◆ Some records:
•••••
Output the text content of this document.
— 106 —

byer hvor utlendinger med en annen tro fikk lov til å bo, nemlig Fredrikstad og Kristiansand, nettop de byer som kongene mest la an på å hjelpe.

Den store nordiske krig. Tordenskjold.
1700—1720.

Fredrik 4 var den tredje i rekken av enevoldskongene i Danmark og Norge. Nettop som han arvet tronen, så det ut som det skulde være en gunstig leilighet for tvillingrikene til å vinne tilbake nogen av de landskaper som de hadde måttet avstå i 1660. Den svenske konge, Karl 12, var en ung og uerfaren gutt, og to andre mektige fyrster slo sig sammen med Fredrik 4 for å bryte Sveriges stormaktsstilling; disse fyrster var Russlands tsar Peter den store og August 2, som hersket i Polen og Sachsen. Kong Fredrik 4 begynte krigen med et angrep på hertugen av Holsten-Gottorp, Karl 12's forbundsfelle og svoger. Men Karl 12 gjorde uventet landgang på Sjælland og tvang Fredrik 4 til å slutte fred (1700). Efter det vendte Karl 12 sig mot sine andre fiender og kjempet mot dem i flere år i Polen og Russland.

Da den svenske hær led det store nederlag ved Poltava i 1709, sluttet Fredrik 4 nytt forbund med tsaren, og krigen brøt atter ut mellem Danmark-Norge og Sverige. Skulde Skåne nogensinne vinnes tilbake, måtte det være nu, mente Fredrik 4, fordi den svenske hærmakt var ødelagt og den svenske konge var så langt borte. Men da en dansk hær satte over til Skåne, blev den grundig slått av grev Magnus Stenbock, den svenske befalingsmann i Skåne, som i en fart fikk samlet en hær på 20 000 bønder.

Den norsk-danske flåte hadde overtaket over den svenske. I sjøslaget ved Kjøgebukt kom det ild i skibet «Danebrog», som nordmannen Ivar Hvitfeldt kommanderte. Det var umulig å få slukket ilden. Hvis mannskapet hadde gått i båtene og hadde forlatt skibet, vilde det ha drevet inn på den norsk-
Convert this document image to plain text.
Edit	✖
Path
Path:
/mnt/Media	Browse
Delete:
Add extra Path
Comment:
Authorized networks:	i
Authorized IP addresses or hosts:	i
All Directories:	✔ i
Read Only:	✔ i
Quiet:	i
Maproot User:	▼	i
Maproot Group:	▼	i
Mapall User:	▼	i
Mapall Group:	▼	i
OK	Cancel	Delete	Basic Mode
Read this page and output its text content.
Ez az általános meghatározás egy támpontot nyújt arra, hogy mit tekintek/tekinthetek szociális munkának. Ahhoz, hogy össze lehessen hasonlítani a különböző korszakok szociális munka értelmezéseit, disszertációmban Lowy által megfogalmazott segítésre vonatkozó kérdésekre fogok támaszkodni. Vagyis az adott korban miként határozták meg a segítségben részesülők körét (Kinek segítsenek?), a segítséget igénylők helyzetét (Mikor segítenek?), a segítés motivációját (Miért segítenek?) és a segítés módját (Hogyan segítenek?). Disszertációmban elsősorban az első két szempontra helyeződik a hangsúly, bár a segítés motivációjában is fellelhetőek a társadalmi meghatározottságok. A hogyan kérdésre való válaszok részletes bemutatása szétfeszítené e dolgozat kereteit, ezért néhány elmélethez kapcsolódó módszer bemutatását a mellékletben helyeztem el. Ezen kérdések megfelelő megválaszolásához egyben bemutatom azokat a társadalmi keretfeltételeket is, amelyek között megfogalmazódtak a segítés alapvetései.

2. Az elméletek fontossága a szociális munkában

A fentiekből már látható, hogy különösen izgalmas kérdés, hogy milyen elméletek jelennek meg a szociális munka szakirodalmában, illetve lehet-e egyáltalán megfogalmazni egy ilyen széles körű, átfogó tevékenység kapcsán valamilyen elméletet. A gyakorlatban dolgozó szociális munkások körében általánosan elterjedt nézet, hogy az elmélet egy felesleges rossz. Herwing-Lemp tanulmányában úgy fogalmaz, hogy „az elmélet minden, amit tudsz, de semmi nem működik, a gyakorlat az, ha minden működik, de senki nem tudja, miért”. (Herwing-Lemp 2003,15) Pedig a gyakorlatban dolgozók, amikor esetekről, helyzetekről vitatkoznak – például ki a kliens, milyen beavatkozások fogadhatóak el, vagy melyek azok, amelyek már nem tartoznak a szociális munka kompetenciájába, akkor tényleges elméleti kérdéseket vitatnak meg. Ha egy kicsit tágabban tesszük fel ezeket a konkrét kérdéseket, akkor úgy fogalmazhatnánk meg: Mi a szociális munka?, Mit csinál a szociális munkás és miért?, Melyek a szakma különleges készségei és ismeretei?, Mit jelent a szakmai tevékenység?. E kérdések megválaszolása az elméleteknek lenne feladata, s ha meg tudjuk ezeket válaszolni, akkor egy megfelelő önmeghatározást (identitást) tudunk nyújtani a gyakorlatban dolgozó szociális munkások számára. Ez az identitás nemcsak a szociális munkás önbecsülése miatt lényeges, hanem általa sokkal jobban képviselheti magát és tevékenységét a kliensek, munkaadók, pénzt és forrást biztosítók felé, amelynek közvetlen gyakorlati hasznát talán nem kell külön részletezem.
•••••
◆ WHAT IS BEING ASKED: Of the lines in this listing, how many contain "document"? Reply with the number and nothing more.

◆ TASK SOLUTION: 2